* BEGIN *

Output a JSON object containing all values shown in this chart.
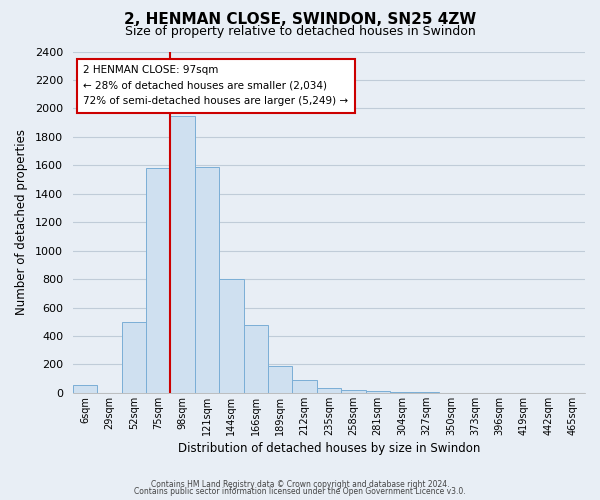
{
  "title": "2, HENMAN CLOSE, SWINDON, SN25 4ZW",
  "subtitle": "Size of property relative to detached houses in Swindon",
  "xlabel": "Distribution of detached houses by size in Swindon",
  "ylabel": "Number of detached properties",
  "bar_color": "#cfe0f0",
  "bar_edge_color": "#7aaed6",
  "categories": [
    "6sqm",
    "29sqm",
    "52sqm",
    "75sqm",
    "98sqm",
    "121sqm",
    "144sqm",
    "166sqm",
    "189sqm",
    "212sqm",
    "235sqm",
    "258sqm",
    "281sqm",
    "304sqm",
    "327sqm",
    "350sqm",
    "373sqm",
    "396sqm",
    "419sqm",
    "442sqm",
    "465sqm"
  ],
  "values": [
    55,
    0,
    500,
    1580,
    1950,
    1590,
    800,
    480,
    190,
    90,
    35,
    20,
    15,
    5,
    5,
    2,
    2,
    2,
    0,
    0,
    0
  ],
  "ylim": [
    0,
    2400
  ],
  "yticks": [
    0,
    200,
    400,
    600,
    800,
    1000,
    1200,
    1400,
    1600,
    1800,
    2000,
    2200,
    2400
  ],
  "red_line_index": 4,
  "marker_color": "#cc0000",
  "annotation_title": "2 HENMAN CLOSE: 97sqm",
  "annotation_line1": "← 28% of detached houses are smaller (2,034)",
  "annotation_line2": "72% of semi-detached houses are larger (5,249) →",
  "annotation_box_color": "#ffffff",
  "annotation_box_edge": "#cc0000",
  "footer1": "Contains HM Land Registry data © Crown copyright and database right 2024.",
  "footer2": "Contains public sector information licensed under the Open Government Licence v3.0.",
  "background_color": "#e8eef5",
  "plot_bg_color": "#e8eef5",
  "grid_color": "#c0ccd8"
}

* END *

*WRITTEN EXERCISE*:
An exact transcription of all the entries is required, without the pictures.

*WORKED SOLUTION*:
Output a JSON object containing all values shown in this chart.
{
  "title": "2, HENMAN CLOSE, SWINDON, SN25 4ZW",
  "subtitle": "Size of property relative to detached houses in Swindon",
  "xlabel": "Distribution of detached houses by size in Swindon",
  "ylabel": "Number of detached properties",
  "bar_color": "#cfe0f0",
  "bar_edge_color": "#7aaed6",
  "categories": [
    "6sqm",
    "29sqm",
    "52sqm",
    "75sqm",
    "98sqm",
    "121sqm",
    "144sqm",
    "166sqm",
    "189sqm",
    "212sqm",
    "235sqm",
    "258sqm",
    "281sqm",
    "304sqm",
    "327sqm",
    "350sqm",
    "373sqm",
    "396sqm",
    "419sqm",
    "442sqm",
    "465sqm"
  ],
  "values": [
    55,
    0,
    500,
    1580,
    1950,
    1590,
    800,
    480,
    190,
    90,
    35,
    20,
    15,
    5,
    5,
    2,
    2,
    2,
    0,
    0,
    0
  ],
  "ylim": [
    0,
    2400
  ],
  "yticks": [
    0,
    200,
    400,
    600,
    800,
    1000,
    1200,
    1400,
    1600,
    1800,
    2000,
    2200,
    2400
  ],
  "red_line_index": 4,
  "marker_color": "#cc0000",
  "annotation_title": "2 HENMAN CLOSE: 97sqm",
  "annotation_line1": "← 28% of detached houses are smaller (2,034)",
  "annotation_line2": "72% of semi-detached houses are larger (5,249) →",
  "annotation_box_color": "#ffffff",
  "annotation_box_edge": "#cc0000",
  "footer1": "Contains HM Land Registry data © Crown copyright and database right 2024.",
  "footer2": "Contains public sector information licensed under the Open Government Licence v3.0.",
  "background_color": "#e8eef5",
  "plot_bg_color": "#e8eef5",
  "grid_color": "#c0ccd8"
}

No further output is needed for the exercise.